___ THE RECORDS ___
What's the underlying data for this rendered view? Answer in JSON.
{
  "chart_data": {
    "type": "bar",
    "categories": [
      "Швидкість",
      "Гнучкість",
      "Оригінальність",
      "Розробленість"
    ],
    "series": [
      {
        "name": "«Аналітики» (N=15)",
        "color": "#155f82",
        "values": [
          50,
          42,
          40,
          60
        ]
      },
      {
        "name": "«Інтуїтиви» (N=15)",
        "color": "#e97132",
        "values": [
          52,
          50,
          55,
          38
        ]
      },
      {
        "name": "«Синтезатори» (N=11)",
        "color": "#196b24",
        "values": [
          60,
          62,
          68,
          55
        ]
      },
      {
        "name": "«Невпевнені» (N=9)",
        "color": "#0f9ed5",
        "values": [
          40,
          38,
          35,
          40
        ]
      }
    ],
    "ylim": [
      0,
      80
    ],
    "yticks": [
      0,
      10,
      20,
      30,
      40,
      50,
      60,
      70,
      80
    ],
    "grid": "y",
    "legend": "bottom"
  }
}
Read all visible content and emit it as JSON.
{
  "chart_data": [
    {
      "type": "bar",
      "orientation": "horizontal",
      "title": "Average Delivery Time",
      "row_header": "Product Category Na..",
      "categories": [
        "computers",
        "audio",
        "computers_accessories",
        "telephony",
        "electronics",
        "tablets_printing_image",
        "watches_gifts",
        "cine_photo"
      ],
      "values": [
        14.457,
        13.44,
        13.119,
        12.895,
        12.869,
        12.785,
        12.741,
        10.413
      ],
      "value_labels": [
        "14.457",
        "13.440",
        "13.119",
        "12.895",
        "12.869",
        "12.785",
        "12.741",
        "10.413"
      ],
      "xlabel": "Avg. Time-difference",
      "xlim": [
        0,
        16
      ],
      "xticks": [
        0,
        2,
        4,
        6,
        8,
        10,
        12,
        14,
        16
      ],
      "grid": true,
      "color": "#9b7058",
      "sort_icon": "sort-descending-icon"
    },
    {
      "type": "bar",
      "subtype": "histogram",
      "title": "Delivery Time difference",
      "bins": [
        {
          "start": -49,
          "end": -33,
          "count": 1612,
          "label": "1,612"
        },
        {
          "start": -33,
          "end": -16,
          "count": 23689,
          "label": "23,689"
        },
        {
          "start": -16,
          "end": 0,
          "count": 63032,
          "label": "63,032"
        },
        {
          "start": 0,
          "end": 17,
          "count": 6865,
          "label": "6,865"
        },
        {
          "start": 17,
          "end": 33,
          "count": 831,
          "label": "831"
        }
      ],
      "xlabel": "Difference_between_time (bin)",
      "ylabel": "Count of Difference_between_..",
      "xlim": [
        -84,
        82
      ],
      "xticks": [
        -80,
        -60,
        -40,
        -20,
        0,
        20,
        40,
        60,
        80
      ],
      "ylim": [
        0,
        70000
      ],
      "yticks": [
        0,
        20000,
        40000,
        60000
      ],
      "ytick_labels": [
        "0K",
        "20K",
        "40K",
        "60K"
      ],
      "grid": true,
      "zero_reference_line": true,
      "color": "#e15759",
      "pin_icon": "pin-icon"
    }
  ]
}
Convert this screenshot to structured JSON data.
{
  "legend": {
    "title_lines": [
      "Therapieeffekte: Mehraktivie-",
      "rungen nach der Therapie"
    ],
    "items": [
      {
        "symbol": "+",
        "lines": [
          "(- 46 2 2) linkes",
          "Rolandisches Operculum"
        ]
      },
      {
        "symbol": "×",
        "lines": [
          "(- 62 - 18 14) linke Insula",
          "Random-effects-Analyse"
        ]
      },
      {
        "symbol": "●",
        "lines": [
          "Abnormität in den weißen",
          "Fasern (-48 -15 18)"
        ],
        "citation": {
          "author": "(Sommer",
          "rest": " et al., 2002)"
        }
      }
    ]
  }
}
___
Repeat every line of the records above exactly.

**ANSWER TO THE EXERCISE:**
What's the underlying data for this rendered view? Answer in JSON.
{
  "chart_data": {
    "type": "bar",
    "categories": [
      "Швидкість",
      "Гнучкість",
      "Оригінальність",
      "Розробленість"
    ],
    "series": [
      {
        "name": "«Аналітики» (N=15)",
        "color": "#155f82",
        "values": [
          50,
          42,
          40,
          60
        ]
      },
      {
        "name": "«Інтуїтиви» (N=15)",
        "color": "#e97132",
        "values": [
          52,
          50,
          55,
          38
        ]
      },
      {
        "name": "«Синтезатори» (N=11)",
        "color": "#196b24",
        "values": [
          60,
          62,
          68,
          55
        ]
      },
      {
        "name": "«Невпевнені» (N=9)",
        "color": "#0f9ed5",
        "values": [
          40,
          38,
          35,
          40
        ]
      }
    ],
    "ylim": [
      0,
      80
    ],
    "yticks": [
      0,
      10,
      20,
      30,
      40,
      50,
      60,
      70,
      80
    ],
    "grid": "y",
    "legend": "bottom"
  }
}
Read all visible content and emit it as JSON.
{
  "chart_data": [
    {
      "type": "bar",
      "orientation": "horizontal",
      "title": "Average Delivery Time",
      "row_header": "Product Category Na..",
      "categories": [
        "computers",
        "audio",
        "computers_accessories",
        "telephony",
        "electronics",
        "tablets_printing_image",
        "watches_gifts",
        "cine_photo"
      ],
      "values": [
        14.457,
        13.44,
        13.119,
        12.895,
        12.869,
        12.785,
        12.741,
        10.413
      ],
      "value_labels": [
        "14.457",
        "13.440",
        "13.119",
        "12.895",
        "12.869",
        "12.785",
        "12.741",
        "10.413"
      ],
      "xlabel": "Avg. Time-difference",
      "xlim": [
        0,
        16
      ],
      "xticks": [
        0,
        2,
        4,
        6,
        8,
        10,
        12,
        14,
        16
      ],
      "grid": true,
      "color": "#9b7058",
      "sort_icon": "sort-descending-icon"
    },
    {
      "type": "bar",
      "subtype": "histogram",
      "title": "Delivery Time difference",
      "bins": [
        {
          "start": -49,
          "end": -33,
          "count": 1612,
          "label": "1,612"
        },
        {
          "start": -33,
          "end": -16,
          "count": 23689,
          "label": "23,689"
        },
        {
          "start": -16,
          "end": 0,
          "count": 63032,
          "label": "63,032"
        },
        {
          "start": 0,
          "end": 17,
          "count": 6865,
          "label": "6,865"
        },
        {
          "start": 17,
          "end": 33,
          "count": 831,
          "label": "831"
        }
      ],
      "xlabel": "Difference_between_time (bin)",
      "ylabel": "Count of Difference_between_..",
      "xlim": [
        -84,
        82
      ],
      "xticks": [
        -80,
        -60,
        -40,
        -20,
        0,
        20,
        40,
        60,
        80
      ],
      "ylim": [
        0,
        70000
      ],
      "yticks": [
        0,
        20000,
        40000,
        60000
      ],
      "ytick_labels": [
        "0K",
        "20K",
        "40K",
        "60K"
      ],
      "grid": true,
      "zero_reference_line": true,
      "color": "#e15759",
      "pin_icon": "pin-icon"
    }
  ]
}
Convert this screenshot to structured JSON data.
{
  "legend": {
    "title_lines": [
      "Therapieeffekte: Mehraktivie-",
      "rungen nach der Therapie"
    ],
    "items": [
      {
        "symbol": "+",
        "lines": [
          "(- 46 2 2) linkes",
          "Rolandisches Operculum"
        ]
      },
      {
        "symbol": "×",
        "lines": [
          "(- 62 - 18 14) linke Insula",
          "Random-effects-Analyse"
        ]
      },
      {
        "symbol": "●",
        "lines": [
          "Abnormität in den weißen",
          "Fasern (-48 -15 18)"
        ],
        "citation": {
          "author": "(Sommer",
          "rest": " et al., 2002)"
        }
      }
    ]
  }
}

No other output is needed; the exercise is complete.